Stored records
☆ ☆ ☆ ☆
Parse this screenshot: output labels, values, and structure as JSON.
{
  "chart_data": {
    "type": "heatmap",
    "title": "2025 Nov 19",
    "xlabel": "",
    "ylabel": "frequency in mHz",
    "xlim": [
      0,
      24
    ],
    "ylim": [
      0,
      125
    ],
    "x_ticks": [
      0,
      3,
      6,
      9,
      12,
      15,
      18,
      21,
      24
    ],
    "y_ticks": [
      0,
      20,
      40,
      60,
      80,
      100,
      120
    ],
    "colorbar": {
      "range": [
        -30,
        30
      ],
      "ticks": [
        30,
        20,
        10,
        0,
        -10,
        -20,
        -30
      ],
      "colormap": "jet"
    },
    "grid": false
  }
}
☆ ☆ ☆ ☆
What is required
Take the lines above and print them exactly.

Expected output
Parse this screenshot: output labels, values, and structure as JSON.
{
  "chart_data": {
    "type": "heatmap",
    "title": "2025 Nov 19",
    "xlabel": "",
    "ylabel": "frequency in mHz",
    "xlim": [
      0,
      24
    ],
    "ylim": [
      0,
      125
    ],
    "x_ticks": [
      0,
      3,
      6,
      9,
      12,
      15,
      18,
      21,
      24
    ],
    "y_ticks": [
      0,
      20,
      40,
      60,
      80,
      100,
      120
    ],
    "colorbar": {
      "range": [
        -30,
        30
      ],
      "ticks": [
        30,
        20,
        10,
        0,
        -10,
        -20,
        -30
      ],
      "colormap": "jet"
    },
    "grid": false
  }
}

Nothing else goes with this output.